Collected data
——————
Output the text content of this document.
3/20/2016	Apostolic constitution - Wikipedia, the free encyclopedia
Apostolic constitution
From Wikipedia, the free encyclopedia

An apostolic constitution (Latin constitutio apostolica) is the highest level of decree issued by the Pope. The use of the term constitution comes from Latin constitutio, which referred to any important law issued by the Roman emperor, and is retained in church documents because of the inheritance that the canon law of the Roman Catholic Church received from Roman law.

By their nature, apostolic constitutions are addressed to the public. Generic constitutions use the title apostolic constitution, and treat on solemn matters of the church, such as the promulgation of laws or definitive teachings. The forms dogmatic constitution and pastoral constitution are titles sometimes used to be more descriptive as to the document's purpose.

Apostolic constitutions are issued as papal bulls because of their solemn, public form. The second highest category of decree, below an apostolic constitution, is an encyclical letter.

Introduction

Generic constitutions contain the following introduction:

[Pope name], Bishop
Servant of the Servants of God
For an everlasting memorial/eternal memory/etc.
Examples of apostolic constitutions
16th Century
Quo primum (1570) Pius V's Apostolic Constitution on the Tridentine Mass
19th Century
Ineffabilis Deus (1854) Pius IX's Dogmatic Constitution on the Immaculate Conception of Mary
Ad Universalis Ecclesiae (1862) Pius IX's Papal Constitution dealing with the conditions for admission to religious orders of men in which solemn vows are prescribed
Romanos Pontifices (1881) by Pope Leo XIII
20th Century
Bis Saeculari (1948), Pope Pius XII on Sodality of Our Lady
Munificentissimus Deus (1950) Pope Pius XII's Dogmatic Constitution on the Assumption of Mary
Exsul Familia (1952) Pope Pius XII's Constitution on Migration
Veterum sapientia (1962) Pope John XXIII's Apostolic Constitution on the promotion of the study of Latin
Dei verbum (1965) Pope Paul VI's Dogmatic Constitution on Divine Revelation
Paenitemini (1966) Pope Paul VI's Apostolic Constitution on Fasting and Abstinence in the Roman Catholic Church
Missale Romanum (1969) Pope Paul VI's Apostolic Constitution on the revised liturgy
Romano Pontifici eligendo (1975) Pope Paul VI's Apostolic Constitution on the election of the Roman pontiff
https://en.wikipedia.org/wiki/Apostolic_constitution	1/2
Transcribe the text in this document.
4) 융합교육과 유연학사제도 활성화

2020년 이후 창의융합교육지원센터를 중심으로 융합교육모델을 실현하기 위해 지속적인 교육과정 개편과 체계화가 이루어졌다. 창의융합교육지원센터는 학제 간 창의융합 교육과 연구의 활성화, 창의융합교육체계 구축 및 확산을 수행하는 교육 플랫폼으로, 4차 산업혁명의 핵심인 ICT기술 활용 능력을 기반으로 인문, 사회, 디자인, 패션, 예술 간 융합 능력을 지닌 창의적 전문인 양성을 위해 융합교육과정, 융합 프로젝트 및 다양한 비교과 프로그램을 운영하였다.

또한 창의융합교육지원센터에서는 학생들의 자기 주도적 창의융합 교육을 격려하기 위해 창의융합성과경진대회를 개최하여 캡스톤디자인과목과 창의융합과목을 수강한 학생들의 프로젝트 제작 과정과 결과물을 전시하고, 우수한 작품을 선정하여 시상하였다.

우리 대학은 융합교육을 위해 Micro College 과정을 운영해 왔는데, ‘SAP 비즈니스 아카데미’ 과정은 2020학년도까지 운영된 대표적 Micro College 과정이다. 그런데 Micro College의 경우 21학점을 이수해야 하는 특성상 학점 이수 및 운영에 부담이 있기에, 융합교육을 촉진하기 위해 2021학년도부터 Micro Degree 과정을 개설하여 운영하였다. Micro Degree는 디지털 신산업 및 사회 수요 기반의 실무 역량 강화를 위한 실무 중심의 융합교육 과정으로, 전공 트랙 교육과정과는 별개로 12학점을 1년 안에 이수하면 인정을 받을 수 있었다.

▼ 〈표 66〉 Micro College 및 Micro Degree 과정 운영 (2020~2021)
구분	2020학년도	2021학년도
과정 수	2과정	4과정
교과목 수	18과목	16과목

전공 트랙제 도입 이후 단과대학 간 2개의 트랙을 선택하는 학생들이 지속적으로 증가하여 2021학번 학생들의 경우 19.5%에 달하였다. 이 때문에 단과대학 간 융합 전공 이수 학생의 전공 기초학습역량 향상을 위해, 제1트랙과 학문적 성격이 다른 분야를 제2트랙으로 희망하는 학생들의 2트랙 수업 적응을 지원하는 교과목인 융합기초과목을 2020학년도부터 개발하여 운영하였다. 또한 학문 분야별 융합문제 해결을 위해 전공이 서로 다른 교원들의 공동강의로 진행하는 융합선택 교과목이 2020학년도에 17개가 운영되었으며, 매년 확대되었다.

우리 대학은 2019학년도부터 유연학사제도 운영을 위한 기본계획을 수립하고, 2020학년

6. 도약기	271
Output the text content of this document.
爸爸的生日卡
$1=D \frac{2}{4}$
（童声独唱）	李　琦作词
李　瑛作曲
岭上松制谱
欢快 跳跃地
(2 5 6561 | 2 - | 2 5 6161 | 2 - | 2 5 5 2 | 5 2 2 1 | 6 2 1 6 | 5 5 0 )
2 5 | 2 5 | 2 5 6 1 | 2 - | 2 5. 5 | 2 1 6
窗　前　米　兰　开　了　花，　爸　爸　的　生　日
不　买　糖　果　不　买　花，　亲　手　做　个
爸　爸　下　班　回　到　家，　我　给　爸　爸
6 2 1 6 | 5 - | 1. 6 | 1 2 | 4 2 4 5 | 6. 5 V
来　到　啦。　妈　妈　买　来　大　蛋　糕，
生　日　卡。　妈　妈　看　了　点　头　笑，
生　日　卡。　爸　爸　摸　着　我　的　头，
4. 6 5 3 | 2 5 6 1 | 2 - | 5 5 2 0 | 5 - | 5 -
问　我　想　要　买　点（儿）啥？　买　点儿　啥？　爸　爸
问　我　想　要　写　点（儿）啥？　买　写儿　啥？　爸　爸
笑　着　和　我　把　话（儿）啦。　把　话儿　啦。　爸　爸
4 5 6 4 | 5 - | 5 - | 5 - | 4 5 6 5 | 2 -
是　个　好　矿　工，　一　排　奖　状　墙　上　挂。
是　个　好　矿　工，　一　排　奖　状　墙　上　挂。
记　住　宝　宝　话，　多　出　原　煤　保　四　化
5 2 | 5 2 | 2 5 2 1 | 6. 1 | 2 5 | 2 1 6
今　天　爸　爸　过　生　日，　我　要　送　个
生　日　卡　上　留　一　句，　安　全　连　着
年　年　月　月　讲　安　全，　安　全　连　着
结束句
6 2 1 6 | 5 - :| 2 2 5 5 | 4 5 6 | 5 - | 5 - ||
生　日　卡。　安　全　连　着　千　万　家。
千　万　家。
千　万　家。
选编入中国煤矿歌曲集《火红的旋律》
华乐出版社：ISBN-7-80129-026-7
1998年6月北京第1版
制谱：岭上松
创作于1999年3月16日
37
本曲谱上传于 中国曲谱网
——————
Goal: Scan the material above for the string "창의융합" and report each line where you find it.

Full answer:
2020년 이후 창의융합교육지원센터를 중심으로 융합교육모델을 실현하기 위해 지속적인 교육과정 개편과 체계화가 이루어졌다. 창의융합교육지원센터는 학제 간 창의융합 교육과 연구의 활성화, 창의융합교육체계 구축 및 확산을 수행하는 교육 플랫폼으로, 4차 산업혁명의 핵심인 ICT기술 활용 능력을 기반으로 인문, 사회, 디자인, 패션, 예술 간 융합 능력을 지닌 창의적 전문인 양성을 위해 융합교육과정, 융합 프로젝트 및 다양한 비교과 프로그램을 운영하였다.
또한 창의융합교육지원센터에서는 학생들의 자기 주도적 창의융합 교육을 격려하기 위해 창의융합성과경진대회를 개최하여 캡스톤디자인과목과 창의융합과목을 수강한 학생들의 프로젝트 제작 과정과 결과물을 전시하고, 우수한 작품을 선정하여 시상하였다.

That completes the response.